# WHAT TO WORK ON:
Search the material below for the word "责任部门" and copy every line in which it occurs.

# DATASET ENTRIES:
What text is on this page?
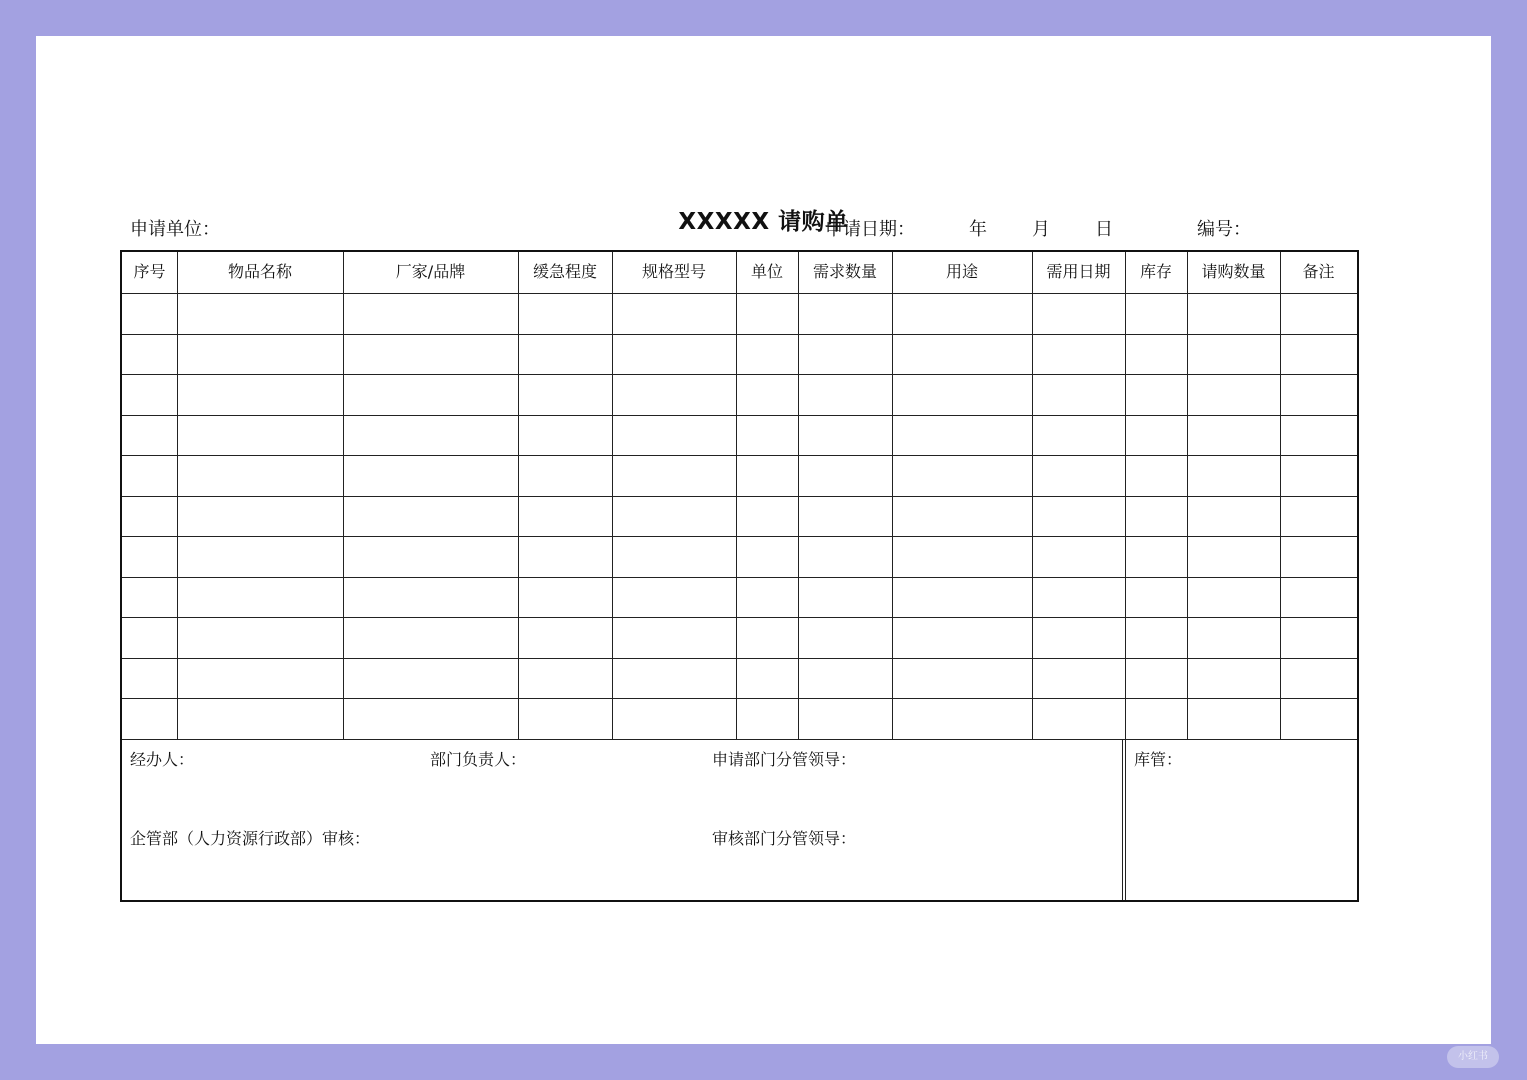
XXXXX 请购单
申请单位：	申请日期：	年	月	日	编号：
经办人：	部门负责人：	申请部门分管领导：	库管：
企管部（人力资源行政部）审核：	审核部门分管领导：
序号	物品名称	厂家/品牌	缓急程度	规格型号	单位	需求数量	用途	需用日期	库存	请购数量	备注
小红书
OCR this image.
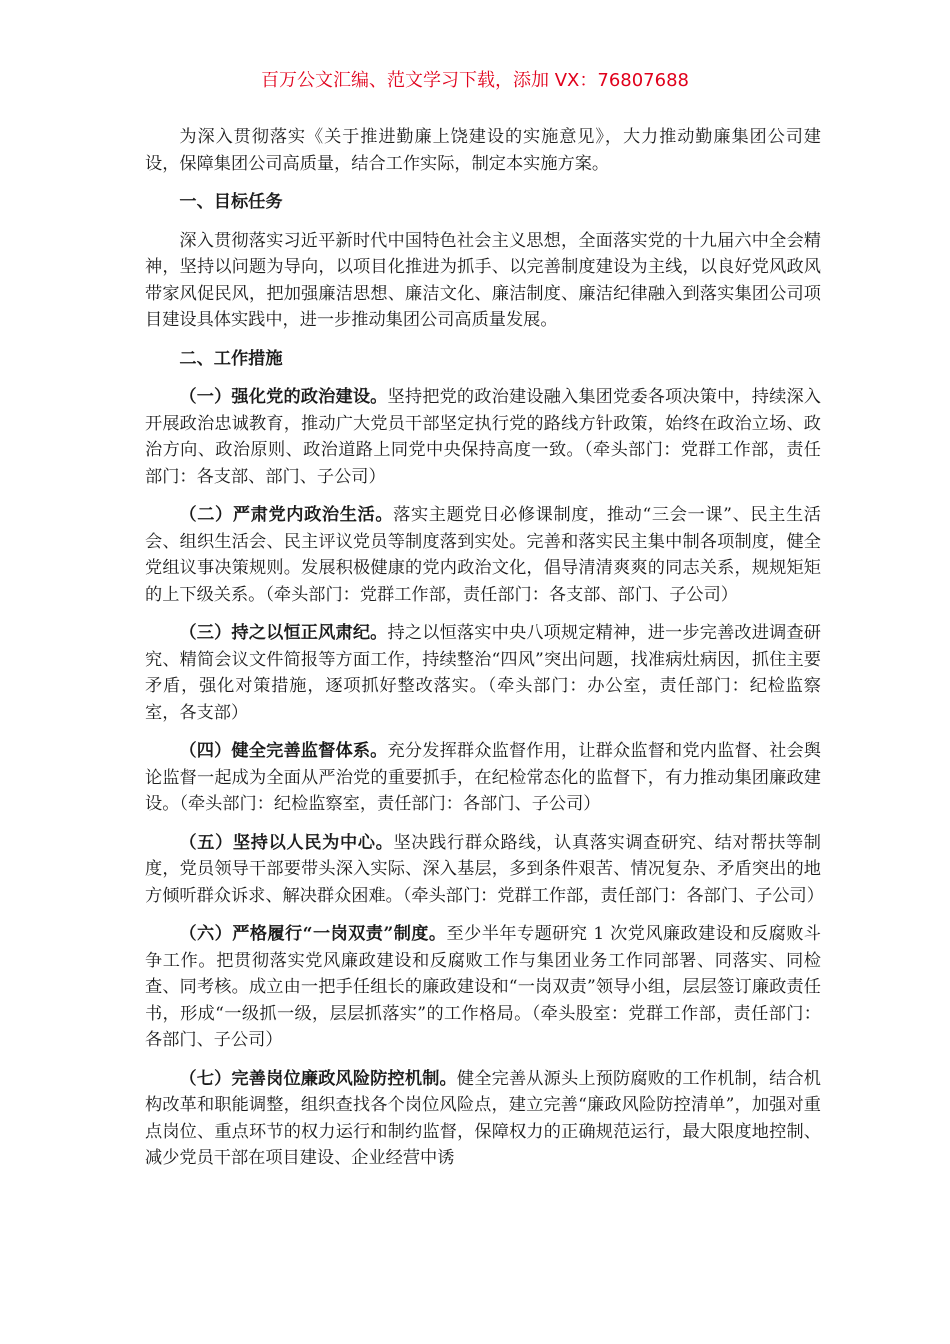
百万公文汇编、范文学习下载，添加 VX：76807688

为深入贯彻落实《关于推进勤廉上饶建设的实施意见》，大力推动勤廉集团公司建设，保障集团公司高质量，结合工作实际，制定本实施方案。

一、目标任务

深入贯彻落实习近平新时代中国特色社会主义思想，全面落实党的十九届六中全会精神，坚持以问题为导向，以项目化推进为抓手、以完善制度建设为主线，以良好党风政风带家风促民风，把加强廉洁思想、廉洁文化、廉洁制度、廉洁纪律融入到落实集团公司项目建设具体实践中，进一步推动集团公司高质量发展。

二、工作措施

（一）强化党的政治建设。坚持把党的政治建设融入集团党委各项决策中，持续深入开展政治忠诚教育，推动广大党员干部坚定执行党的路线方针政策，始终在政治立场、政治方向、政治原则、政治道路上同党中央保持高度一致。（牵头部门：党群工作部，责任部门：各支部、部门、子公司）

（二）严肃党内政治生活。落实主题党日必修课制度，推动“三会一课”、民主生活会、组织生活会、民主评议党员等制度落到实处。完善和落实民主集中制各项制度，健全党组议事决策规则。发展积极健康的党内政治文化，倡导清清爽爽的同志关系，规规矩矩的上下级关系。（牵头部门：党群工作部，责任部门：各支部、部门、子公司）

（三）持之以恒正风肃纪。持之以恒落实中央八项规定精神，进一步完善改进调查研究、精简会议文件简报等方面工作，持续整治“四风”突出问题，找准病灶病因，抓住主要矛盾，强化对策措施，逐项抓好整改落实。（牵头部门：办公室，责任部门：纪检监察室，各支部）

（四）健全完善监督体系。充分发挥群众监督作用，让群众监督和党内监督、社会舆论监督一起成为全面从严治党的重要抓手，在纪检常态化的监督下，有力推动集团廉政建设。（牵头部门：纪检监察室，责任部门：各部门、子公司）

（五）坚持以人民为中心。坚决践行群众路线，认真落实调查研究、结对帮扶等制度，党员领导干部要带头深入实际、深入基层，多到条件艰苦、情况复杂、矛盾突出的地方倾听群众诉求、解决群众困难。（牵头部门：党群工作部，责任部门：各部门、子公司）

（六）严格履行“一岗双责”制度。至少半年专题研究 1 次党风廉政建设和反腐败斗争工作。把贯彻落实党风廉政建设和反腐败工作与集团业务工作同部署、同落实、同检查、同考核。成立由一把手任组长的廉政建设和“一岗双责”领导小组，层层签订廉政责任书，形成“一级抓一级，层层抓落实”的工作格局。（牵头股室：党群工作部，责任部门：各部门、子公司）

（七）完善岗位廉政风险防控机制。健全完善从源头上预防腐败的工作机制，结合机构改革和职能调整，组织查找各个岗位风险点，建立完善“廉政风险防控清单”，加强对重点岗位、重点环节的权力运行和制约监督，保障权力的正确规范运行，最大限度地控制、减少党员干部在项目建设、企业经营中诱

# SOLUTION:
（一）强化党的政治建设。坚持把党的政治建设融入集团党委各项决策中，持续深入开展政治忠诚教育，推动广大党员干部坚定执行党的路线方针政策，始终在政治立场、政治方向、政治原则、政治道路上同党中央保持高度一致。（牵头部门：党群工作部，责任部门：各支部、部门、子公司）
（二）严肃党内政治生活。落实主题党日必修课制度，推动“三会一课”、民主生活会、组织生活会、民主评议党员等制度落到实处。完善和落实民主集中制各项制度，健全党组议事决策规则。发展积极健康的党内政治文化，倡导清清爽爽的同志关系，规规矩矩的上下级关系。（牵头部门：党群工作部，责任部门：各支部、部门、子公司）
（三）持之以恒正风肃纪。持之以恒落实中央八项规定精神，进一步完善改进调查研究、精简会议文件简报等方面工作，持续整治“四风”突出问题，找准病灶病因，抓住主要矛盾，强化对策措施，逐项抓好整改落实。（牵头部门：办公室，责任部门：纪检监察室，各支部）
（四）健全完善监督体系。充分发挥群众监督作用，让群众监督和党内监督、社会舆论监督一起成为全面从严治党的重要抓手，在纪检常态化的监督下，有力推动集团廉政建设。（牵头部门：纪检监察室，责任部门：各部门、子公司）
（五）坚持以人民为中心。坚决践行群众路线，认真落实调查研究、结对帮扶等制度，党员领导干部要带头深入实际、深入基层，多到条件艰苦、情况复杂、矛盾突出的地方倾听群众诉求、解决群众困难。（牵头部门：党群工作部，责任部门：各部门、子公司）
（六）严格履行“一岗双责”制度。至少半年专题研究 1 次党风廉政建设和反腐败斗争工作。把贯彻落实党风廉政建设和反腐败工作与集团业务工作同部署、同落实、同检查、同考核。成立由一把手任组长的廉政建设和“一岗双责”领导小组，层层签订廉政责任书，形成“一级抓一级，层层抓落实”的工作格局。（牵头股室：党群工作部，责任部门：各部门、子公司）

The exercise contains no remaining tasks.